# WHAT TO PRODUCE
Locate each line in the rows below that contains the string "example", and copy those lines out in full.

[Layout coordinate data]
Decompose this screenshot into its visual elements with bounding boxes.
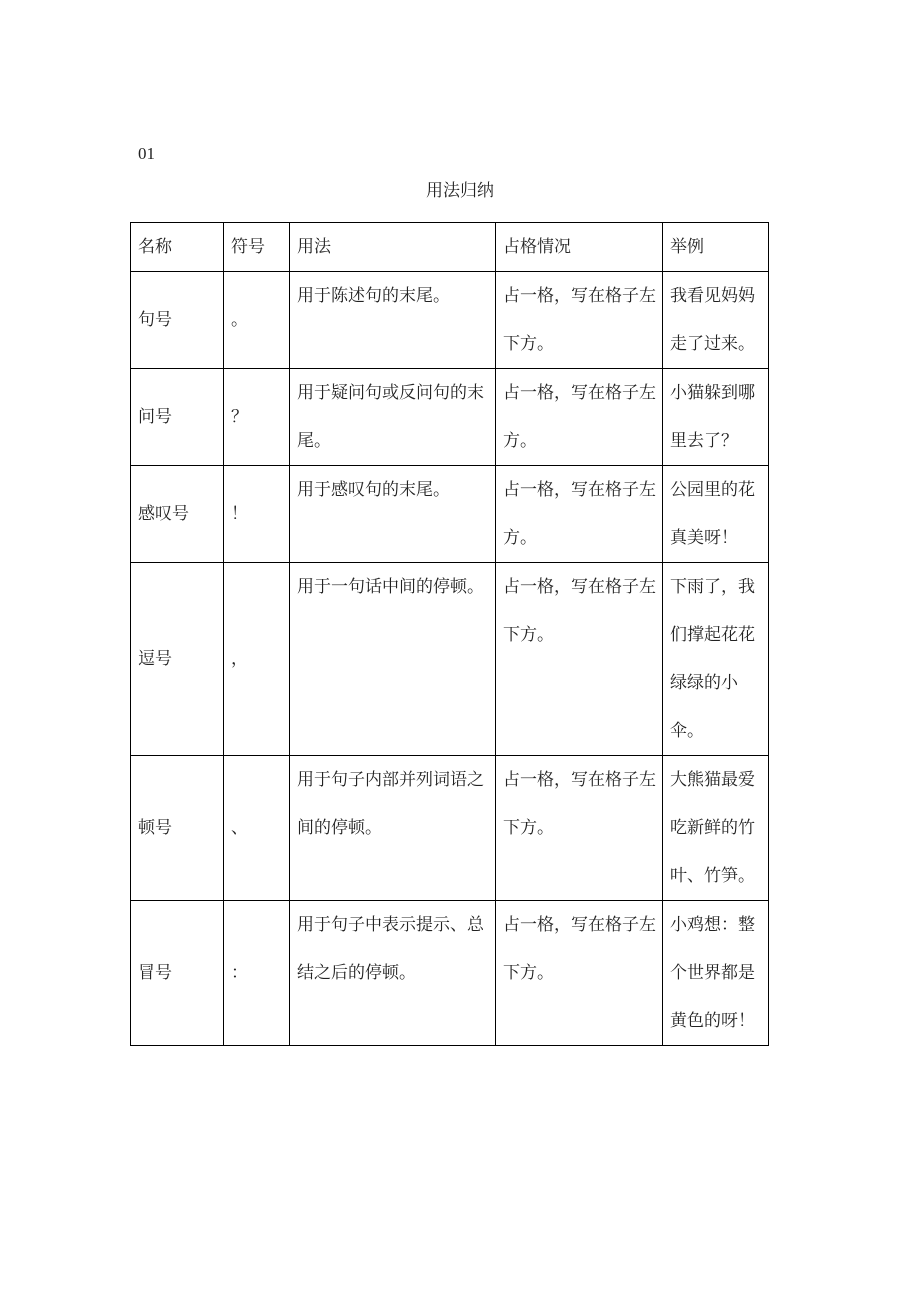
cell-symbol: ！ bbox=[224, 466, 290, 563]
cell-example: 公园里的花真美呀！ bbox=[663, 466, 769, 563]
cell-symbol: 、 bbox=[224, 756, 290, 901]
cell-symbol: ？ bbox=[224, 369, 290, 466]
header-name: 名称 bbox=[131, 223, 224, 272]
punctuation-table bbox=[130, 222, 769, 1046]
table-header-row bbox=[131, 223, 769, 272]
cell-usage: 用于一句话中间的停顿。 bbox=[290, 563, 496, 756]
page-title: 用法归纳 bbox=[426, 181, 494, 201]
table-row bbox=[131, 369, 769, 466]
cell-symbol: 。 bbox=[224, 272, 290, 369]
cell-space: 占一格，写在格子左下方。 bbox=[496, 901, 663, 1046]
cell-example: 下雨了，我们撑起花花绿绿的小伞。 bbox=[663, 563, 769, 756]
cell-name: 冒号 bbox=[131, 901, 224, 1046]
cell-example: 小鸡想：整个世界都是黄色的呀！ bbox=[663, 901, 769, 1046]
header-example: 举例 bbox=[663, 223, 769, 272]
cell-space: 占一格，写在格子左下方。 bbox=[496, 756, 663, 901]
cell-name: 句号 bbox=[131, 272, 224, 369]
cell-usage: 用于感叹句的末尾。 bbox=[290, 466, 496, 563]
cell-usage: 用于疑问句或反问句的末尾。 bbox=[290, 369, 496, 466]
table-row bbox=[131, 563, 769, 756]
cell-space: 占一格，写在格子左方。 bbox=[496, 369, 663, 466]
header-usage: 用法 bbox=[290, 223, 496, 272]
table-row bbox=[131, 901, 769, 1046]
cell-example: 我看见妈妈走了过来。 bbox=[663, 272, 769, 369]
cell-example: 小猫躲到哪里去了？ bbox=[663, 369, 769, 466]
cell-name: 感叹号 bbox=[131, 466, 224, 563]
header-symbol: 符号 bbox=[224, 223, 290, 272]
cell-name: 问号 bbox=[131, 369, 224, 466]
header-space: 占格情况 bbox=[496, 223, 663, 272]
cell-usage: 用于句子内部并列词语之间的停顿。 bbox=[290, 756, 496, 901]
table-row bbox=[131, 466, 769, 563]
section-number: 01 bbox=[138, 144, 155, 163]
cell-space: 占一格，写在格子左下方。 bbox=[496, 563, 663, 756]
cell-name: 逗号 bbox=[131, 563, 224, 756]
cell-name: 顿号 bbox=[131, 756, 224, 901]
cell-example: 大熊猫最爱吃新鲜的竹叶、竹笋。 bbox=[663, 756, 769, 901]
cell-usage: 用于句子中表示提示、总结之后的停顿。 bbox=[290, 901, 496, 1046]
table-row bbox=[131, 272, 769, 369]
table-row bbox=[131, 756, 769, 901]
cell-usage: 用于陈述句的末尾。 bbox=[290, 272, 496, 369]
cell-symbol: ， bbox=[224, 563, 290, 756]
cell-space: 占一格，写在格子左下方。 bbox=[496, 272, 663, 369]
cell-space: 占一格，写在格子左方。 bbox=[496, 466, 663, 563]
cell-symbol: ： bbox=[224, 901, 290, 1046]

# RESPONSE BELOW
cell-example: 公园里的花真美呀！ bbox=[663, 466, 769, 563]
cell-example: 下雨了，我们撑起花花绿绿的小伞。 bbox=[663, 563, 769, 756]
cell-example: 小鸡想：整个世界都是黄色的呀！ bbox=[663, 901, 769, 1046]
header-example: 举例 bbox=[663, 223, 769, 272]
cell-example: 我看见妈妈走了过来。 bbox=[663, 272, 769, 369]
cell-example: 小猫躲到哪里去了？ bbox=[663, 369, 769, 466]
cell-example: 大熊猫最爱吃新鲜的竹叶、竹笋。 bbox=[663, 756, 769, 901]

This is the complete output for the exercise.